◆ Verilen metin:
┄┄┄┄┄┄┄┄┄┄
Mustafa Yılmaz’ın eşi Sümeyye Yılmaz, eşinin 13 Şubat’ta evlerinin önünden siyah bir transportıra bindirilerek kaçırıldığını belirterek “Kendi imkanlarımla dedektiflik yaptım, MOBESE kayıtları buldum emniyet hiçbir şey yapmadı. Benim endişem daha da artıyor. Hiç kimsenin ama kimsenin bize bunları yaşatmaya hakkı yok. 2 yaşında kızım var, babasını arıyor. Ben ağlayınca ‘babadan dolayı ağlıyorsun’ diyor gözyaşımı siliyor. 2 yaşındaki çocuktan olgunluk bekliyorum. Hiçbir aileye bunlar yaşatılmamalı” dedi.
“BU ELİ DEVLETİMDEN BEKLERDİM AMA BANA BU ELİ İHD UZATTI”
Salim Zeybek’in eşi Fatma Betül Zeybek, 21 Şubat 2019’da eşinin kendini sivil polis olarak tanıtan kişilerce alındığı söyledi. Zeybek’in elini gözaltında kaybedilen Hayrettin Eren’in kız kardeşi İkbal Eren tuttu. Zeybek, “Ben bu eli devletimden de beklerdim. Ama bu eli bana İnsan Hakları Derneği uzattı. Çocuklarımız kaybolunca aman yavrum önce ‘polis amcana git’ deriz. Yani çocuklarımın ve benim güvenim sarsıldı. Bana polisim diyen insanlara nasıl güveneceğim. ‘Anne sen her gün ağlıyorsun niye ağlıyorsun? Babam emniyette polislere güvenemeyecek miyiz?’ diyorlar cevap veremiyorum. Tüm resmi adımları attık, delillerle konuştuk. Ondan sonra sosyal medyada duyurduk, yanlış adım atmayalım diye ama devletine bu kadar hukuka bağlı kalmaya çalışan insanlara bu yapılanlar yanlış. Eşimi tanırım hiçbir zaman adaletten ayrılmayan bir insan, hiçbiri bunları hak etmedi. Yüreğimiz her zaman kayıp aileleriyle. ‘Anlatmak için yaşamak lazım’ derler kimse yaşamasın. Anlatmak çok zor düşman bile yaşamasın gereğinin yapılmasını istiyorum” dedi.
┄┄┄┄┄┄┄┄┄┄
◆ Veri kümesi içeriği:
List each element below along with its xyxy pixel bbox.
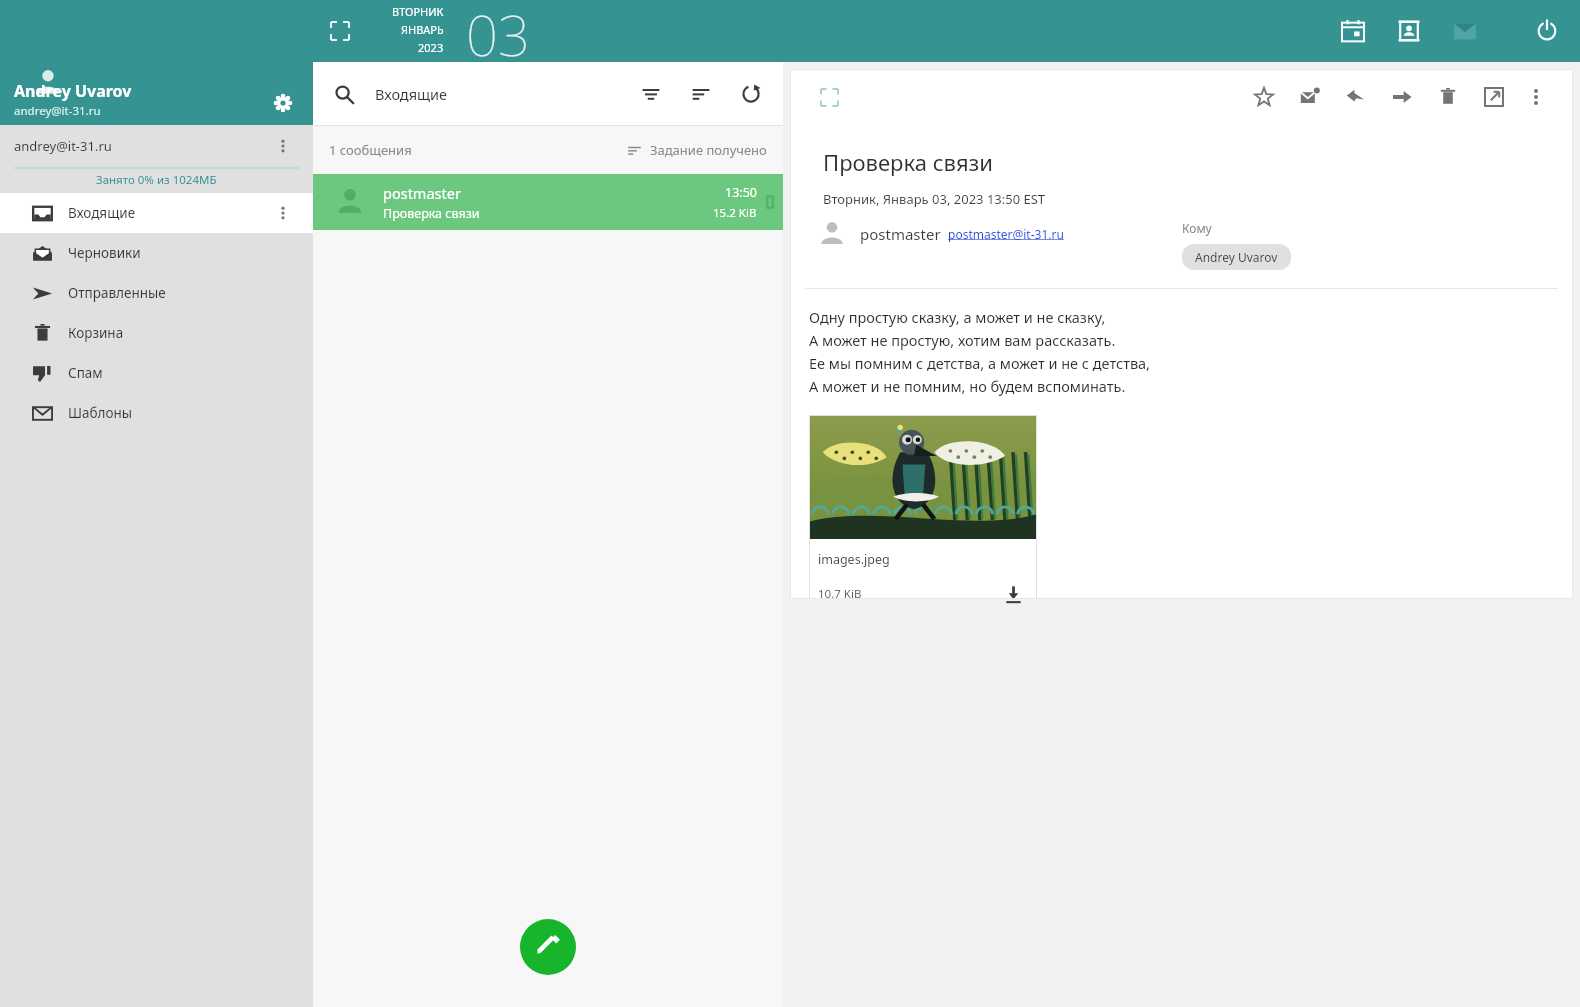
┄┄┄┄┄┄┄┄┄┄
◆ Görevler:
• a. Aşağıdaki ifadelerin kayıp yakınlarının anlatımlarını içeren metinle uyuşup uyuşmadığını evet ya da hayır ile belirtiniz ve her yanıtı belirleyen sözcükleri metinden aynen aktarınız: (i) Mustafa Yılmaz, evinin önünden siyah bir transportıra bindirilerek kaçırılmıştır. (ii) Sümeyye Yılmaz, MOBESE kayıtlarını emniyetin bulduğunu söylemiştir. (iii) Salim Zeybek, kendini sivil polis olarak tanıtan kişilerce alınmıştır.
• b. Kayıp yakınlarının anlatımlarını içeren metinde adı geçen kişilerin tam adlarını eksiksiz sıralayınız.
• c. Kayıp yakınlarının anlatımlarını içeren metni son cümlesinden sonra sürdürünüz.

◆ Yanıtlar:
• a.
(i) Evet: "eşinin 13 Şubat’ta evlerinin önünden siyah bir transportıra bindirilerek kaçırıldığını"
(ii) Hayır: "Kendi imkanlarımla dedektiflik yaptım, MOBESE kayıtları buldum emniyet hiçbir şey yapmadı"
(iii) Evet: "21 Şubat 2019’da eşinin kendini sivil polis olarak tanıtan kişilerce alındığı"

• b. Mustafa Yılmaz, Sümeyye Yılmaz, Salim Zeybek, Fatma Betül Zeybek, Hayrettin Eren, İkbal Eren

• c.
“BU VAKALAR 2016 YILININ BAŞINDAN BERİ DEVAM EDİYOR”
Arkasından CHP İstanbul Milletvekili Sezgin Tanrıkulu söz aldı. Cumartesi Anneleri’nin mücadelesine 25 yıldan fazla olduğunu hatırlatan Tanrıkulu, Galatasaray Meydanı’nın yasaklanmasına değinerek “Şimdi o yasaklamayla bugün dinlediğimiz kayıp yakınlarıyla o meydanın arasında bir bağ kurmak gerekiyor. Hırsız evin içindeyse kilit işe yaramaz. Bunu Şemdinli vakasından sonra komisyona dönemin istihbarat başkanı söylemişti. Kimin emriyle Galatasaray Meydanı kayıp annelerine 25 yıl sonra yasaklandıysa kayıpların failleri de odur. Şubat ayında gerçekleşen vakalar yeni değil. 2016 yılının başından itibaren bu vakalar devam ediyor” dedi.
“BEYAZ TOROSLAR GELENEĞİ SİYAH TRAMSPORTERLAR ELİYLE DEVAM EDİYOR”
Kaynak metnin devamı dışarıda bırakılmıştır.